— BEGIN —
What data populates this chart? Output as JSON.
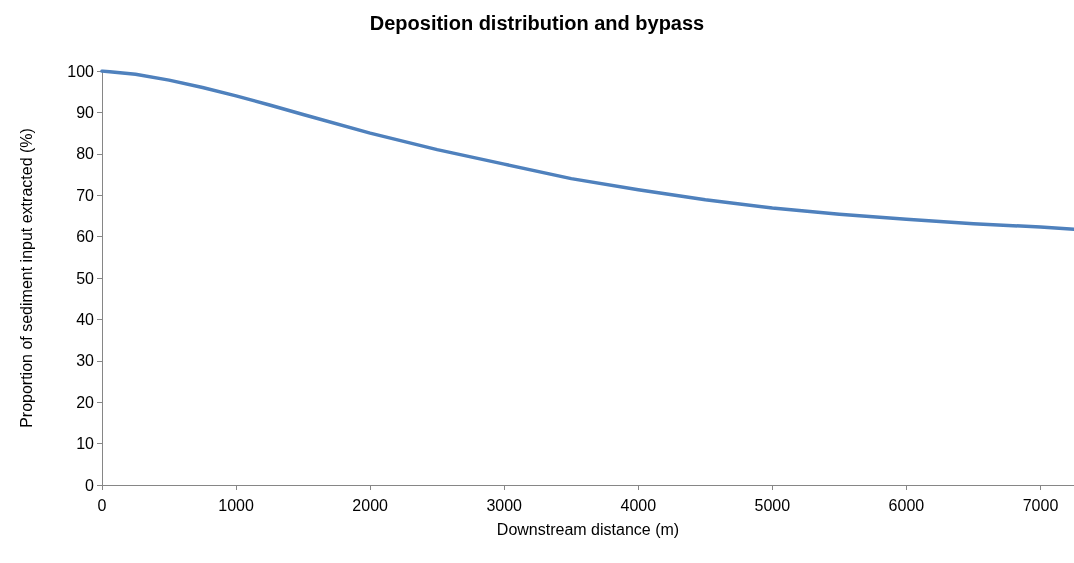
{
  "chart_data": {
    "type": "line",
    "title": "Deposition distribution and bypass",
    "xlabel": "Downstream distance (m)",
    "ylabel": "Proportion of sediment input extracted (%)",
    "x": [
      0,
      250,
      500,
      750,
      1000,
      1250,
      1500,
      2000,
      2500,
      3000,
      3500,
      4000,
      4500,
      5000,
      5500,
      6000,
      6500,
      7000,
      7250
    ],
    "series": [
      {
        "color": "#4f81bd",
        "values": [
          100,
          99.2,
          97.8,
          96,
          94,
          91.8,
          89.5,
          85,
          81,
          77.5,
          74,
          71.3,
          68.9,
          66.9,
          65.4,
          64.2,
          63.1,
          62.3,
          61.8
        ]
      }
    ],
    "xlim": [
      0,
      7250
    ],
    "xticks": [
      0,
      1000,
      2000,
      3000,
      4000,
      5000,
      6000,
      7000
    ],
    "ylim": [
      0,
      100
    ],
    "yticks": [
      0,
      10,
      20,
      30,
      40,
      50,
      60,
      70,
      80,
      90,
      100
    ],
    "grid": false,
    "marker": "none",
    "line_style": "solid"
  }
}
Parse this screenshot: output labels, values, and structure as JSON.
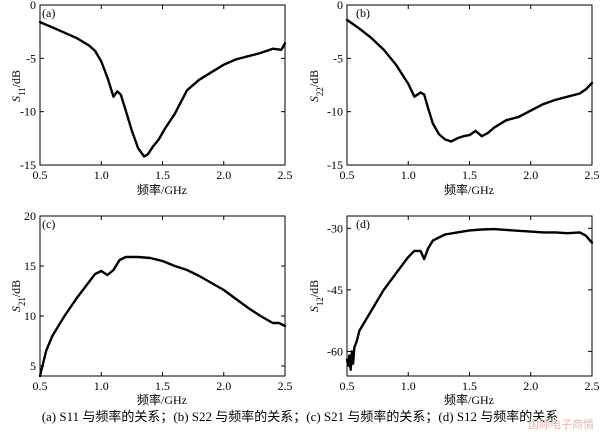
{
  "caption": "(a) S11 与频率的关系；(b) S22 与频率的关系；(c) S21 与频率的关系；(d) S12 与频率的关系",
  "watermark": "国际电子商情",
  "chart_data": [
    {
      "type": "line",
      "tag": "(a)",
      "ylabel_sym": "S",
      "ylabel_sub": "11",
      "ylabel_unit": "/dB",
      "xlabel": "频率/GHz",
      "xlim": [
        0.5,
        2.5
      ],
      "ylim": [
        -15,
        0
      ],
      "xticks": [
        0.5,
        1.0,
        1.5,
        2.0,
        2.5
      ],
      "xticklabels": [
        "0.5",
        "1.0",
        "1.5",
        "2.0",
        "2.5"
      ],
      "yticks": [
        0,
        -5,
        -10,
        -15
      ],
      "yticklabels": [
        "0",
        "-5",
        "-10",
        "-15"
      ],
      "x": [
        0.5,
        0.6,
        0.7,
        0.8,
        0.9,
        0.95,
        1.0,
        1.05,
        1.1,
        1.13,
        1.16,
        1.2,
        1.25,
        1.3,
        1.35,
        1.38,
        1.42,
        1.47,
        1.52,
        1.6,
        1.7,
        1.8,
        1.9,
        2.0,
        2.1,
        2.2,
        2.3,
        2.4,
        2.47,
        2.5
      ],
      "y": [
        -1.6,
        -2.1,
        -2.6,
        -3.1,
        -3.8,
        -4.3,
        -5.3,
        -6.8,
        -8.6,
        -8.1,
        -8.4,
        -9.9,
        -11.8,
        -13.4,
        -14.2,
        -14.0,
        -13.3,
        -12.6,
        -11.6,
        -10.2,
        -8.0,
        -7.0,
        -6.3,
        -5.6,
        -5.1,
        -4.8,
        -4.5,
        -4.1,
        -4.2,
        -3.6
      ]
    },
    {
      "type": "line",
      "tag": "(b)",
      "ylabel_sym": "S",
      "ylabel_sub": "22",
      "ylabel_unit": "/dB",
      "xlabel": "频率/GHz",
      "xlim": [
        0.5,
        2.5
      ],
      "ylim": [
        -15,
        0
      ],
      "xticks": [
        0.5,
        1.0,
        1.5,
        2.0,
        2.5
      ],
      "xticklabels": [
        "0.5",
        "1.0",
        "1.5",
        "2.0",
        "2.5"
      ],
      "yticks": [
        0,
        -5,
        -10,
        -15
      ],
      "yticklabels": [
        "0",
        "-5",
        "-10",
        "-15"
      ],
      "x": [
        0.5,
        0.6,
        0.7,
        0.8,
        0.9,
        1.0,
        1.05,
        1.1,
        1.13,
        1.16,
        1.2,
        1.25,
        1.3,
        1.35,
        1.4,
        1.45,
        1.5,
        1.55,
        1.6,
        1.65,
        1.7,
        1.8,
        1.9,
        2.0,
        2.1,
        2.2,
        2.3,
        2.4,
        2.45,
        2.5
      ],
      "y": [
        -1.4,
        -2.2,
        -3.1,
        -4.2,
        -5.6,
        -7.4,
        -8.6,
        -8.2,
        -8.4,
        -9.6,
        -11.1,
        -12.1,
        -12.6,
        -12.8,
        -12.5,
        -12.3,
        -12.2,
        -11.8,
        -12.3,
        -12.0,
        -11.5,
        -10.8,
        -10.5,
        -9.9,
        -9.3,
        -8.9,
        -8.6,
        -8.3,
        -7.9,
        -7.3
      ]
    },
    {
      "type": "line",
      "tag": "(c)",
      "ylabel_sym": "S",
      "ylabel_sub": "21",
      "ylabel_unit": "/dB",
      "xlabel": "频率/GHz",
      "xlim": [
        0.5,
        2.5
      ],
      "ylim": [
        4,
        20
      ],
      "xticks": [
        0.5,
        1.0,
        1.5,
        2.0,
        2.5
      ],
      "xticklabels": [
        "0.5",
        "1.0",
        "1.5",
        "2.0",
        "2.5"
      ],
      "yticks": [
        5,
        10,
        15,
        20
      ],
      "yticklabels": [
        "5",
        "10",
        "15",
        "20"
      ],
      "x": [
        0.5,
        0.55,
        0.6,
        0.7,
        0.8,
        0.9,
        0.95,
        1.0,
        1.05,
        1.1,
        1.15,
        1.2,
        1.3,
        1.4,
        1.5,
        1.6,
        1.7,
        1.8,
        1.9,
        2.0,
        2.1,
        2.2,
        2.3,
        2.4,
        2.45,
        2.5
      ],
      "y": [
        4.0,
        6.5,
        8.0,
        10.0,
        11.8,
        13.4,
        14.2,
        14.5,
        14.1,
        14.6,
        15.6,
        15.9,
        15.9,
        15.8,
        15.5,
        15.0,
        14.6,
        14.0,
        13.3,
        12.6,
        11.7,
        10.8,
        10.0,
        9.3,
        9.3,
        9.0
      ]
    },
    {
      "type": "line",
      "tag": "(d)",
      "ylabel_sym": "S",
      "ylabel_sub": "12",
      "ylabel_unit": "/dB",
      "xlabel": "频率/GHz",
      "xlim": [
        0.5,
        2.5
      ],
      "ylim": [
        -66,
        -27
      ],
      "xticks": [
        0.5,
        1.0,
        1.5,
        2.0,
        2.5
      ],
      "xticklabels": [
        "0.5",
        "1.0",
        "1.5",
        "2.0",
        "2.5"
      ],
      "yticks": [
        -30,
        -45,
        -60
      ],
      "yticklabels": [
        "-30",
        "-45",
        "-60"
      ],
      "x": [
        0.5,
        0.51,
        0.52,
        0.53,
        0.54,
        0.55,
        0.56,
        0.58,
        0.6,
        0.65,
        0.7,
        0.75,
        0.8,
        0.85,
        0.9,
        0.95,
        1.0,
        1.05,
        1.1,
        1.13,
        1.16,
        1.2,
        1.3,
        1.4,
        1.5,
        1.6,
        1.7,
        1.8,
        1.9,
        2.0,
        2.1,
        2.2,
        2.3,
        2.4,
        2.45,
        2.5
      ],
      "y": [
        -62,
        -63.5,
        -61,
        -64.5,
        -60,
        -63,
        -59,
        -57.5,
        -55,
        -52.5,
        -50,
        -47.5,
        -45,
        -43,
        -41,
        -39,
        -37,
        -35.5,
        -35.5,
        -37.5,
        -35,
        -33,
        -31.5,
        -31,
        -30.5,
        -30.3,
        -30.2,
        -30.4,
        -30.6,
        -30.8,
        -31.0,
        -31.0,
        -31.2,
        -31.0,
        -31.8,
        -33.5
      ]
    }
  ]
}
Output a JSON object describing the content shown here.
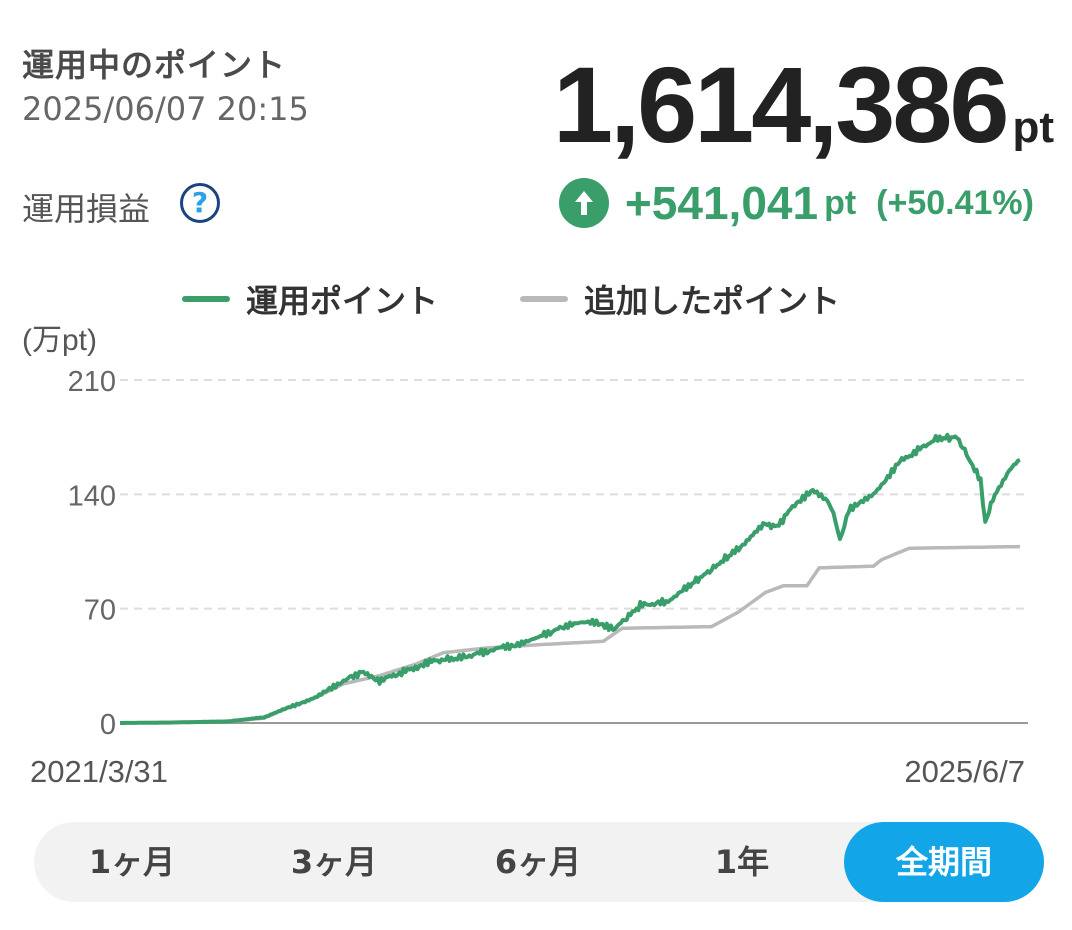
{
  "header": {
    "title": "運用中のポイント",
    "timestamp": "2025/06/07 20:15",
    "total_value": "1,614,386",
    "total_unit": "pt",
    "pl_label": "運用損益",
    "help_symbol": "?",
    "pl_value": "+541,041",
    "pl_unit": "pt",
    "pl_percent": "(+50.41%)"
  },
  "colors": {
    "accent_green": "#3a9e6b",
    "gray_line": "#b9b9b9",
    "active_tab": "#12a5e8"
  },
  "icons": {
    "help": "question-circle-icon",
    "pl": "arrow-up-circle-icon"
  },
  "chart_data": {
    "type": "line",
    "ylabel": "(万pt)",
    "ylim": [
      0,
      210
    ],
    "yticks": [
      "210",
      "140",
      "70",
      "0"
    ],
    "ytick_values": [
      210,
      140,
      70,
      0
    ],
    "x_start_label": "2021/3/31",
    "x_end_label": "2025/6/7",
    "x_start": "2021-03-31",
    "x_end": "2025-06-07",
    "grid": true,
    "legend_position": "top",
    "series": [
      {
        "name": "運用ポイント",
        "color": "#3a9e6b",
        "points": [
          [
            "2021-03-31",
            0
          ],
          [
            "2021-06-30",
            0.3
          ],
          [
            "2021-10-01",
            1.0
          ],
          [
            "2021-12-01",
            3.5
          ],
          [
            "2022-01-15",
            10
          ],
          [
            "2022-03-01",
            16
          ],
          [
            "2022-04-15",
            26
          ],
          [
            "2022-05-15",
            31
          ],
          [
            "2022-06-15",
            26
          ],
          [
            "2022-08-15",
            34
          ],
          [
            "2022-09-15",
            38
          ],
          [
            "2022-11-01",
            40
          ],
          [
            "2022-12-15",
            44
          ],
          [
            "2023-02-01",
            48
          ],
          [
            "2023-03-15",
            53
          ],
          [
            "2023-05-01",
            60
          ],
          [
            "2023-06-15",
            62
          ],
          [
            "2023-07-20",
            58
          ],
          [
            "2023-09-01",
            72
          ],
          [
            "2023-10-15",
            74
          ],
          [
            "2023-11-15",
            82
          ],
          [
            "2023-12-31",
            94
          ],
          [
            "2024-02-15",
            107
          ],
          [
            "2024-03-31",
            122
          ],
          [
            "2024-04-20",
            120
          ],
          [
            "2024-05-20",
            134
          ],
          [
            "2024-06-20",
            142
          ],
          [
            "2024-07-15",
            136
          ],
          [
            "2024-07-25",
            128
          ],
          [
            "2024-08-05",
            112
          ],
          [
            "2024-08-20",
            130
          ],
          [
            "2024-10-01",
            140
          ],
          [
            "2024-11-15",
            160
          ],
          [
            "2025-01-15",
            174
          ],
          [
            "2025-02-20",
            175
          ],
          [
            "2025-03-15",
            160
          ],
          [
            "2025-04-01",
            148
          ],
          [
            "2025-04-09",
            123
          ],
          [
            "2025-04-25",
            140
          ],
          [
            "2025-05-20",
            155
          ],
          [
            "2025-06-07",
            161
          ]
        ]
      },
      {
        "name": "追加したポイント",
        "color": "#b9b9b9",
        "points": [
          [
            "2021-03-31",
            0
          ],
          [
            "2021-10-01",
            1.0
          ],
          [
            "2021-12-01",
            3
          ],
          [
            "2022-01-15",
            10
          ],
          [
            "2022-03-01",
            16
          ],
          [
            "2022-04-15",
            24
          ],
          [
            "2022-06-15",
            29
          ],
          [
            "2022-08-15",
            36
          ],
          [
            "2022-10-01",
            43
          ],
          [
            "2022-12-15",
            46
          ],
          [
            "2023-03-15",
            48
          ],
          [
            "2023-06-30",
            50
          ],
          [
            "2023-08-01",
            58
          ],
          [
            "2023-12-31",
            59
          ],
          [
            "2024-02-15",
            68
          ],
          [
            "2024-04-01",
            80
          ],
          [
            "2024-05-01",
            84
          ],
          [
            "2024-06-10",
            84
          ],
          [
            "2024-07-01",
            95
          ],
          [
            "2024-10-01",
            96
          ],
          [
            "2024-10-15",
            100
          ],
          [
            "2024-12-01",
            107
          ],
          [
            "2025-06-07",
            108
          ]
        ]
      }
    ]
  },
  "periods": [
    {
      "label": "1ヶ月",
      "active": false
    },
    {
      "label": "3ヶ月",
      "active": false
    },
    {
      "label": "6ヶ月",
      "active": false
    },
    {
      "label": "1年",
      "active": false
    },
    {
      "label": "全期間",
      "active": true
    }
  ]
}
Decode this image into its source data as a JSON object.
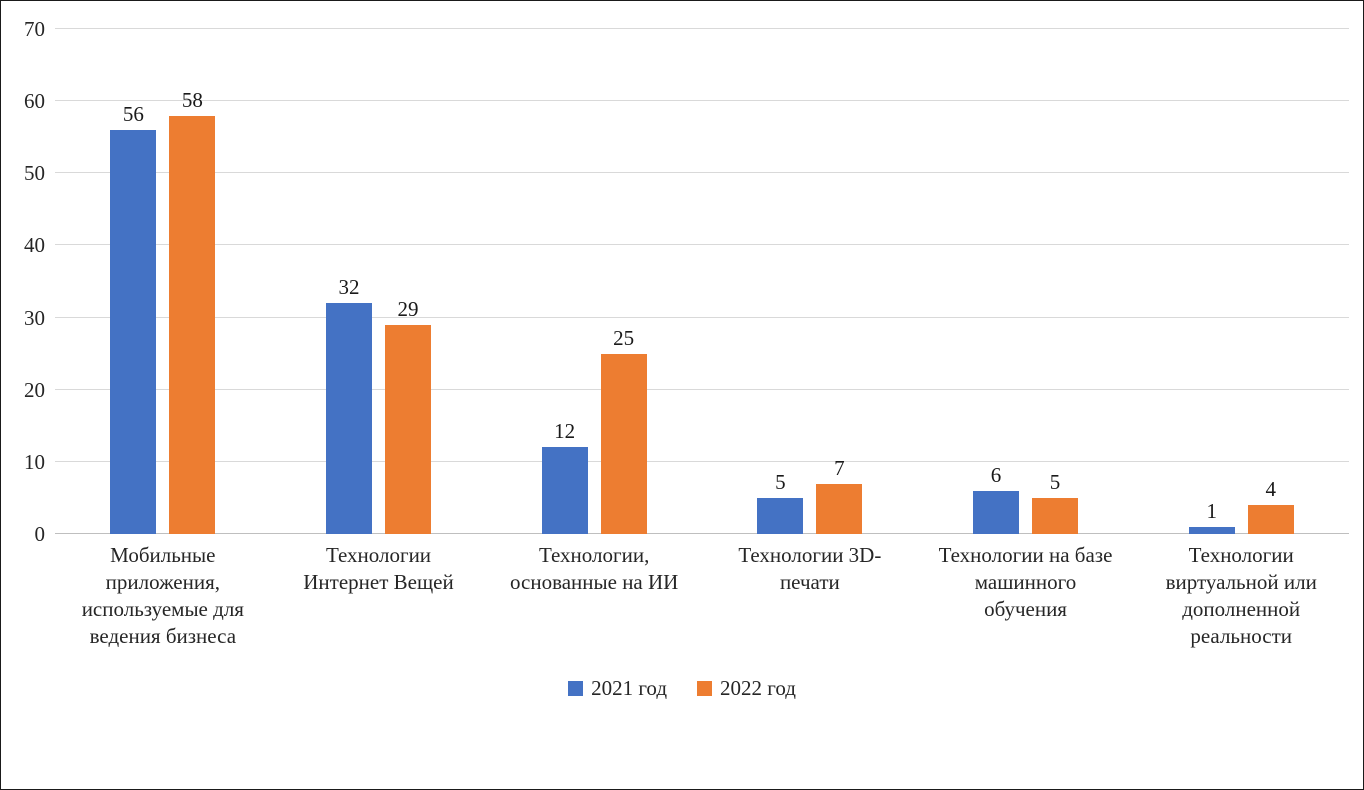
{
  "chart_data": {
    "type": "bar",
    "title": "",
    "xlabel": "",
    "ylabel": "",
    "ylim": [
      0,
      70
    ],
    "ytick_step": 10,
    "grid": "horizontal",
    "gridline_color": "#d9d9d9",
    "legend_position": "bottom",
    "categories": [
      "Мобильные приложения, используемые для ведения бизнеса",
      "Технологии Интернет Вещей",
      "Технологии, основанные на ИИ",
      "Технологии 3D-печати",
      "Технологии на базе машинного обучения",
      "Технологии виртуальной или дополненной реальности"
    ],
    "series": [
      {
        "name": "2021 год",
        "color": "#4472C4",
        "values": [
          56,
          32,
          12,
          5,
          6,
          1
        ]
      },
      {
        "name": "2022 год",
        "color": "#ED7D31",
        "values": [
          58,
          29,
          25,
          7,
          5,
          4
        ]
      }
    ]
  }
}
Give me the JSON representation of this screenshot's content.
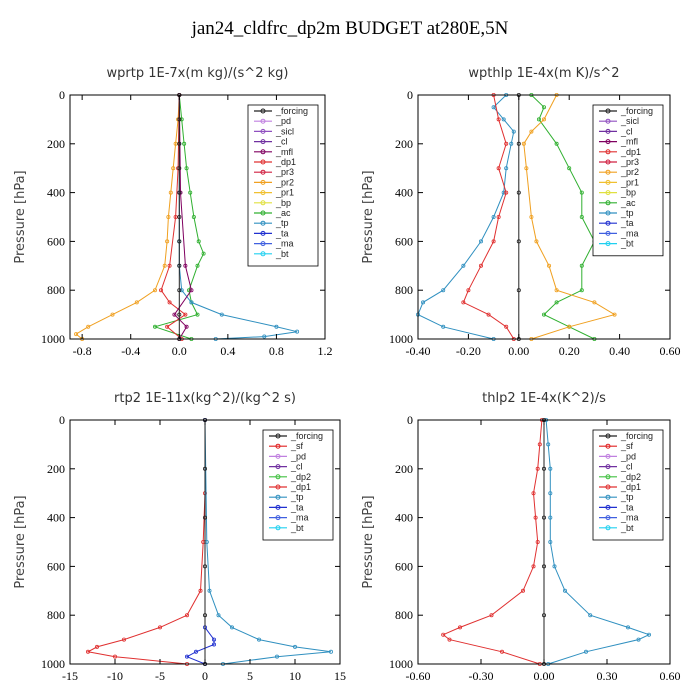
— END —
List the lines of the material in which the word "name" occurs.

        "name": "運用ポイント",
        "name": "追加したポイント",
        "name": "2021 год",
        "name": "2022 год",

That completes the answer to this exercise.